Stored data
+===+

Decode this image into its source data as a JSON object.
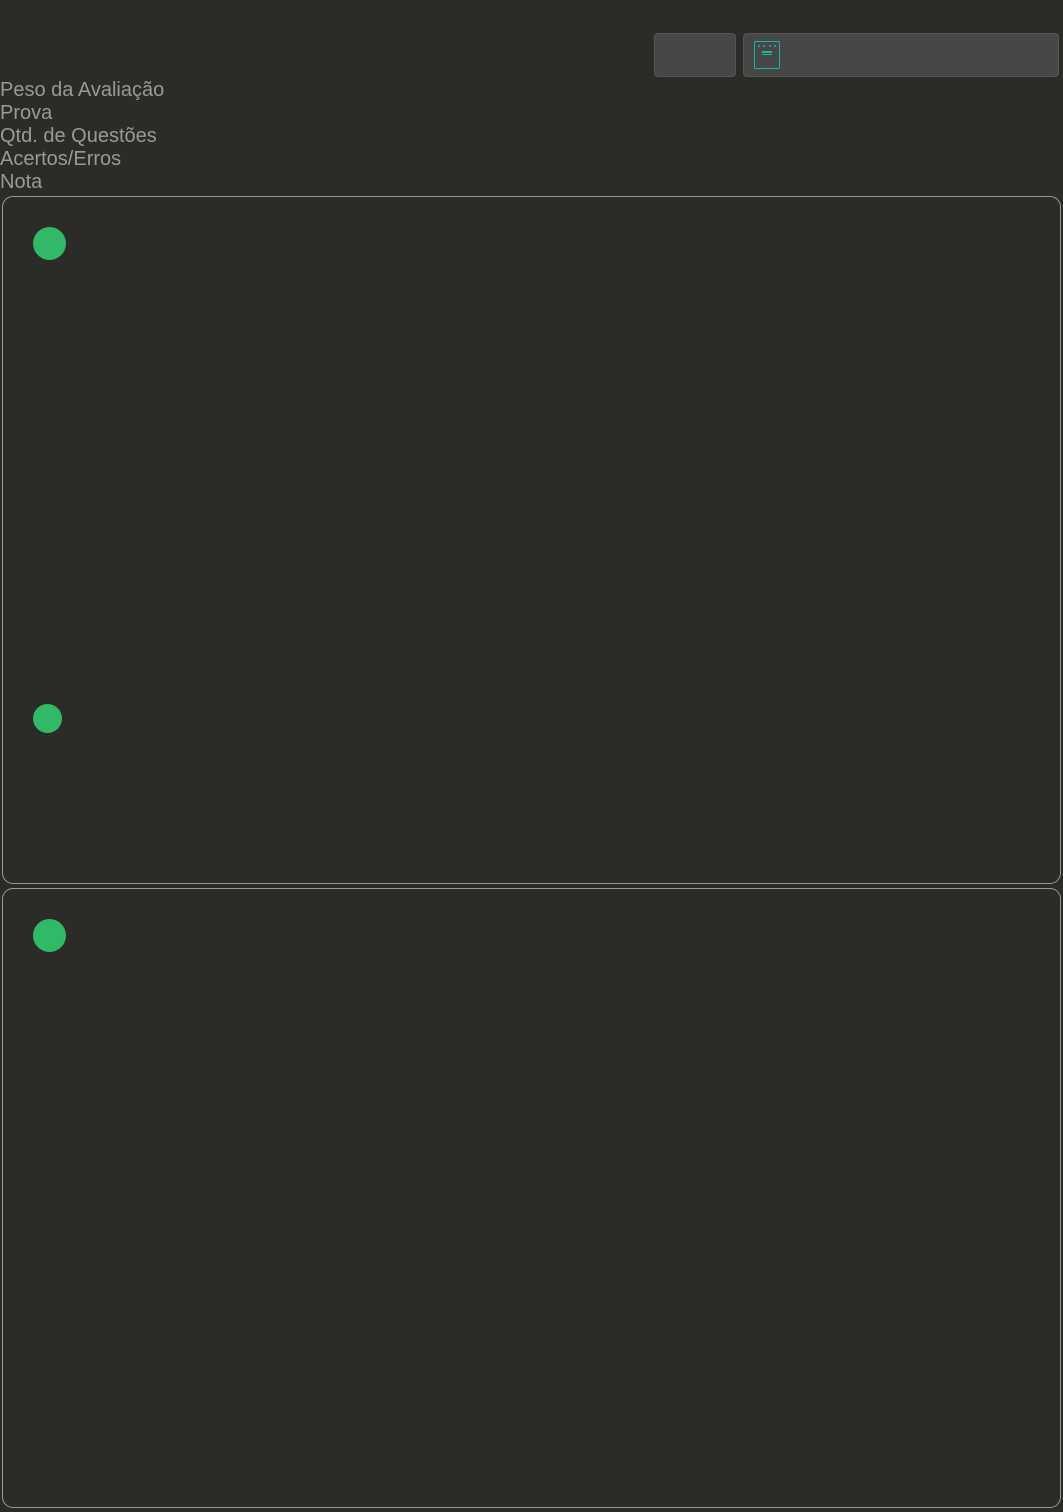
{
  "labels": {
    "peso": "Peso da Avaliação",
    "prova": "Prova",
    "qtd": "Qtd. de Questões",
    "acertos": "Acertos/Erros",
    "nota": "Nota"
  }
}
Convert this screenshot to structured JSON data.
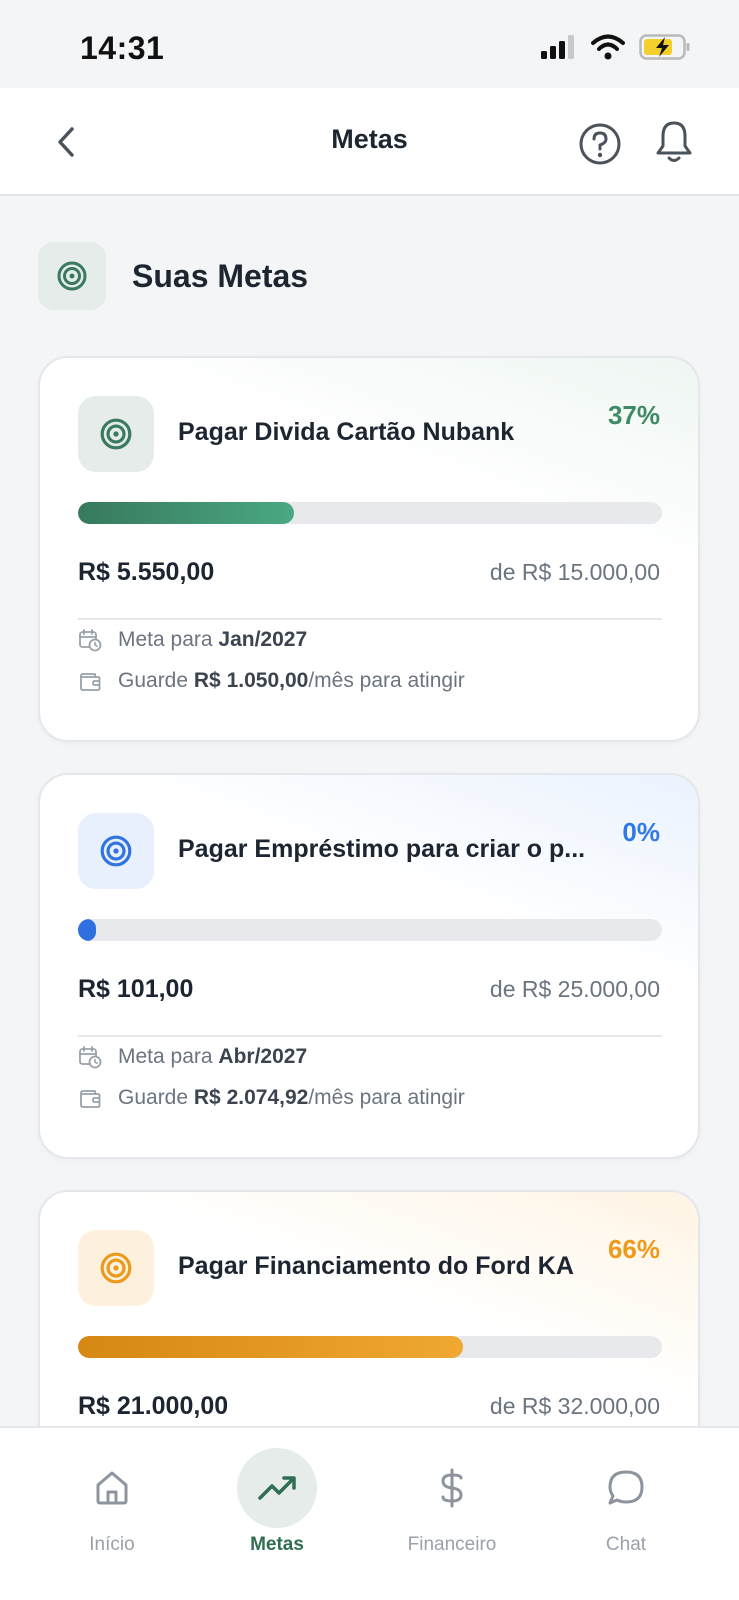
{
  "status_bar": {
    "time": "14:31"
  },
  "header": {
    "title": "Metas"
  },
  "section": {
    "title": "Suas Metas"
  },
  "colors": {
    "green": "#3f8a66",
    "blue": "#2f7ae5",
    "orange": "#ee9a1a"
  },
  "goals": [
    {
      "title": "Pagar Divida Cartão Nubank",
      "percent_label": "37%",
      "progress": 0.37,
      "current": "R$ 5.550,00",
      "target": "de R$ 15.000,00",
      "deadline_prefix": "Meta para ",
      "deadline": "Jan/2027",
      "save_prefix": "Guarde ",
      "save_amount": "R$ 1.050,00",
      "save_suffix": "/mês para atingir"
    },
    {
      "title": "Pagar Empréstimo para criar o p...",
      "percent_label": "0%",
      "progress": 0.0,
      "current": "R$ 101,00",
      "target": "de R$ 25.000,00",
      "deadline_prefix": "Meta para ",
      "deadline": "Abr/2027",
      "save_prefix": "Guarde ",
      "save_amount": "R$ 2.074,92",
      "save_suffix": "/mês para atingir"
    },
    {
      "title": "Pagar Financiamento do Ford KA",
      "percent_label": "66%",
      "progress": 0.66,
      "current": "R$ 21.000,00",
      "target": "de R$ 32.000,00"
    }
  ],
  "nav": {
    "items": [
      {
        "label": "Início",
        "icon": "home-icon"
      },
      {
        "label": "Metas",
        "icon": "trending-up-icon"
      },
      {
        "label": "Financeiro",
        "icon": "dollar-icon"
      },
      {
        "label": "Chat",
        "icon": "chat-bubble-icon"
      }
    ]
  }
}
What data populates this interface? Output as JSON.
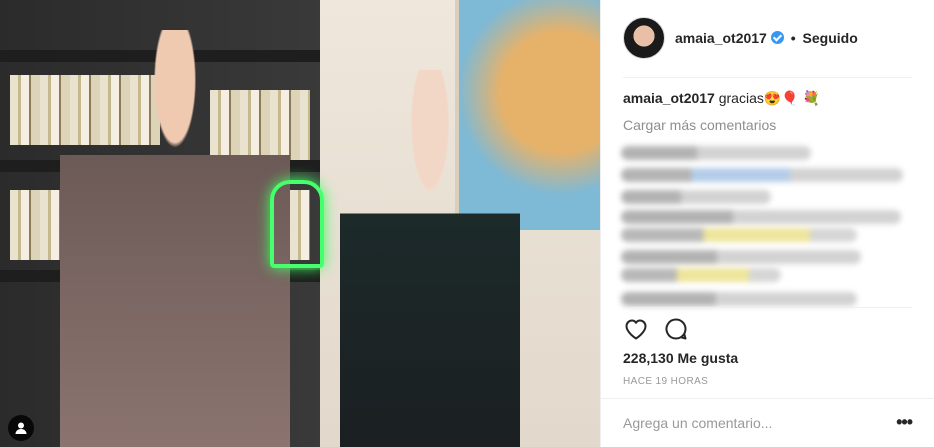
{
  "post": {
    "photo_label": "Post photo",
    "username": "amaia_ot2017",
    "follow_status": "Seguido",
    "separator": "•",
    "caption_user": "amaia_ot2017",
    "caption_text": "gracias😍🎈 💐",
    "load_more": "Cargar más comentarios",
    "likes": "228,130 Me gusta",
    "timestamp": "HACE 19 HORAS",
    "comment_placeholder": "Agrega un comentario...",
    "more_options": "•••"
  },
  "icons": {
    "verified": "verified-badge-icon",
    "like": "heart-icon",
    "comment": "comment-icon",
    "tag": "user-tag-icon"
  },
  "colors": {
    "verified": "#3897f0",
    "neon": "#46ff6c",
    "muted": "#8e8e8e"
  }
}
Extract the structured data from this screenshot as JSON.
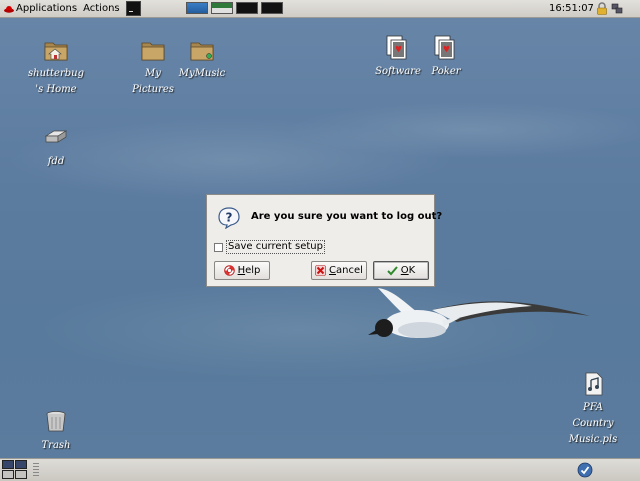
{
  "top_panel": {
    "applications_label": "Applications",
    "actions_label": "Actions",
    "clock": "16:51:07"
  },
  "desktop": {
    "icons": [
      {
        "label_line1": "shutterbug",
        "label_line2": "'s Home"
      },
      {
        "label_line1": "My",
        "label_line2": "Pictures"
      },
      {
        "label_line1": "MyMusic"
      },
      {
        "label_line1": "Software"
      },
      {
        "label_line1": "Poker"
      },
      {
        "label_line1": "fdd"
      },
      {
        "label_line1": "Trash"
      },
      {
        "label_line1": "PFA",
        "label_line2": "Country",
        "label_line3": "Music.pls"
      }
    ]
  },
  "dialog": {
    "message": "Are you sure you want to log out?",
    "save_setup_label": "Save current setup",
    "save_setup_checked": false,
    "help_label_mnemonic": "H",
    "help_label_rest": "elp",
    "cancel_label_mnemonic": "C",
    "cancel_label_rest": "ancel",
    "ok_label_mnemonic": "O",
    "ok_label_rest": "K"
  },
  "colors": {
    "desktop_blue": "#5f7fa2",
    "panel": "#d6d3ce",
    "dialog_bg": "#efedea",
    "redhat_red": "#cc0000"
  },
  "icons": {
    "menu": "redhat-icon",
    "launcher": "terminal-icon",
    "tray_1": "lock-icon",
    "tray_2": "network-icon",
    "dialog": "question-icon",
    "help": "help-lifebuoy-icon",
    "cancel": "cancel-x-icon",
    "ok": "ok-check-icon",
    "notify": "update-notifier-icon"
  }
}
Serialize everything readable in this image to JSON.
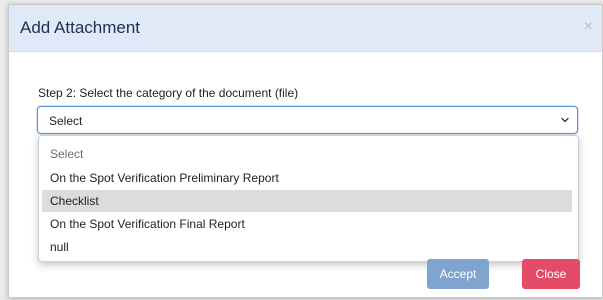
{
  "dialog": {
    "title": "Add Attachment",
    "close_glyph": "×"
  },
  "step": {
    "label": "Step 2: Select the category of the document (file)"
  },
  "category_select": {
    "value": "Select",
    "options": [
      "Select",
      "On the Spot Verification Preliminary Report",
      "Checklist",
      "On the Spot Verification Final Report",
      "null"
    ],
    "highlighted_option": "Checklist"
  },
  "buttons": {
    "accept": "Accept",
    "close": "Close"
  },
  "colors": {
    "header_bg": "#dfe9f7",
    "select_focus_border": "#5b8fd4",
    "accept_bg": "#7fa4cd",
    "close_bg": "#e44b66",
    "highlight_bg": "#dcdcdc"
  },
  "icons": {
    "dialog_close": "close-icon",
    "select_caret": "chevron-down-icon"
  }
}
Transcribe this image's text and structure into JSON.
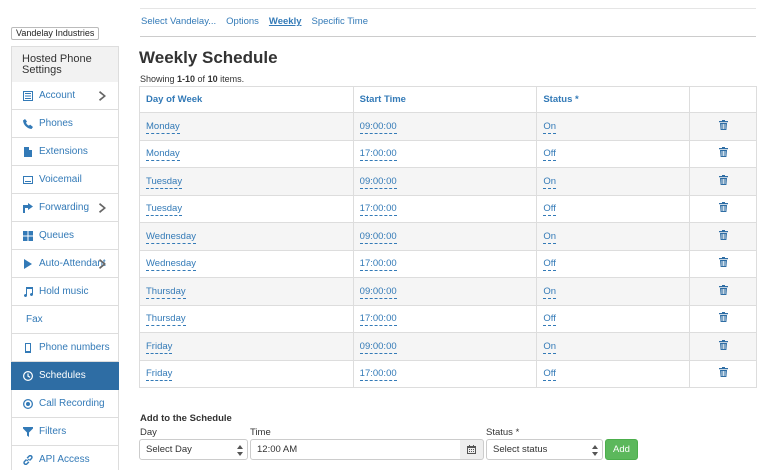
{
  "company": "Vandelay Industries",
  "sidebar": {
    "heading": "Hosted Phone Settings",
    "items": [
      {
        "label": "Account",
        "icon": "list-icon",
        "chevron": true
      },
      {
        "label": "Phones",
        "icon": "phone-icon",
        "chevron": false
      },
      {
        "label": "Extensions",
        "icon": "document-icon",
        "chevron": false
      },
      {
        "label": "Voicemail",
        "icon": "voicemail-icon",
        "chevron": false
      },
      {
        "label": "Forwarding",
        "icon": "forward-icon",
        "chevron": true
      },
      {
        "label": "Queues",
        "icon": "grid-icon",
        "chevron": false
      },
      {
        "label": "Auto-Attendant",
        "icon": "play-icon",
        "chevron": true
      },
      {
        "label": "Hold music",
        "icon": "music-icon",
        "chevron": false
      },
      {
        "label": "Fax",
        "icon": "",
        "chevron": false
      },
      {
        "label": "Phone numbers",
        "icon": "mobile-icon",
        "chevron": false
      },
      {
        "label": "Schedules",
        "icon": "clock-icon",
        "chevron": false,
        "active": true
      },
      {
        "label": "Call Recording",
        "icon": "record-icon",
        "chevron": false
      },
      {
        "label": "Filters",
        "icon": "filter-icon",
        "chevron": false
      },
      {
        "label": "API Access",
        "icon": "link-icon",
        "chevron": false
      }
    ]
  },
  "topnav": {
    "items": [
      "Select Vandelay...",
      "Options",
      "Weekly",
      "Specific Time"
    ],
    "active": "Weekly"
  },
  "page": {
    "title": "Weekly Schedule",
    "showing_prefix": "Showing ",
    "showing_range": "1-10",
    "showing_of": " of ",
    "showing_total": "10",
    "showing_suffix": " items."
  },
  "table": {
    "headers": [
      "Day of Week",
      "Start Time",
      "Status *",
      ""
    ],
    "rows": [
      [
        "Monday",
        "09:00:00",
        "On"
      ],
      [
        "Monday",
        "17:00:00",
        "Off"
      ],
      [
        "Tuesday",
        "09:00:00",
        "On"
      ],
      [
        "Tuesday",
        "17:00:00",
        "Off"
      ],
      [
        "Wednesday",
        "09:00:00",
        "On"
      ],
      [
        "Wednesday",
        "17:00:00",
        "Off"
      ],
      [
        "Thursday",
        "09:00:00",
        "On"
      ],
      [
        "Thursday",
        "17:00:00",
        "Off"
      ],
      [
        "Friday",
        "09:00:00",
        "On"
      ],
      [
        "Friday",
        "17:00:00",
        "Off"
      ]
    ]
  },
  "add_form": {
    "title": "Add to the Schedule",
    "day_label": "Day",
    "day_value": "Select Day",
    "time_label": "Time",
    "time_value": "12:00 AM",
    "status_label": "Status *",
    "status_value": "Select status",
    "add_label": "Add"
  },
  "colors": {
    "link": "#337ab7",
    "active_bg": "#2e6da4",
    "add_button": "#5cb85c"
  }
}
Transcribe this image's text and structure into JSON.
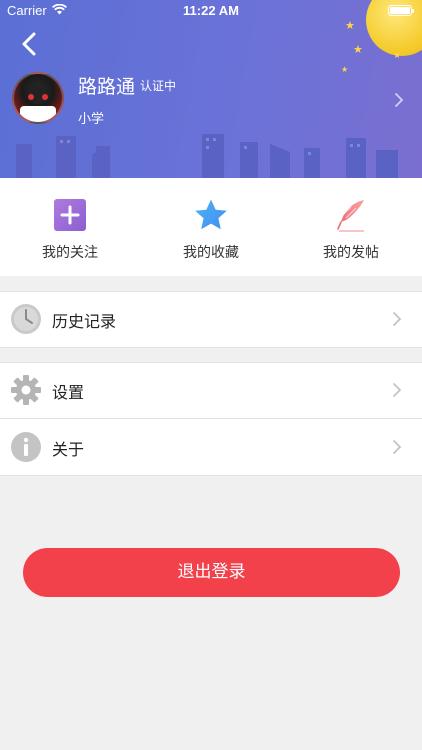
{
  "status_bar": {
    "carrier": "Carrier",
    "time": "11:22 AM"
  },
  "profile": {
    "name": "路路通",
    "badge": "认证中",
    "school": "小学"
  },
  "quick_actions": [
    {
      "label": "我的关注",
      "icon": "plus-icon",
      "color": "#9b6fd6"
    },
    {
      "label": "我的收藏",
      "icon": "star-icon",
      "color": "#3f9df2"
    },
    {
      "label": "我的发帖",
      "icon": "feather-icon",
      "color": "#f07a7a"
    }
  ],
  "menu": [
    {
      "label": "历史记录",
      "icon": "clock-icon"
    },
    {
      "label": "设置",
      "icon": "gear-icon"
    },
    {
      "label": "关于",
      "icon": "info-icon"
    }
  ],
  "logout_label": "退出登录",
  "colors": {
    "header_start": "#5b6fd4",
    "logout": "#f2414b",
    "page_bg": "#f0f0f0"
  }
}
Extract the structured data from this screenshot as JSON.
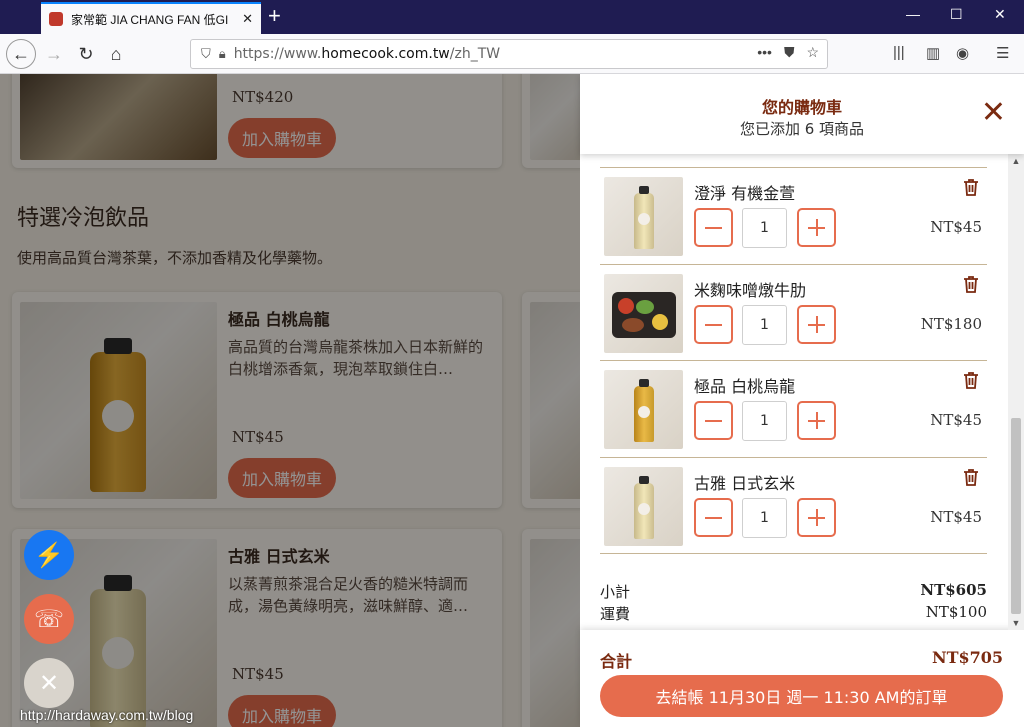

+===+

Task objective
Using the material above, report each line where "image" occurs.

Answer to the problem
Decode this image into its source data as a JSON object.
Serialize everything readable in this image to JSON.
Transcribe this image's text and structure into JSON.
Transcribe this image's text and structure into JSON.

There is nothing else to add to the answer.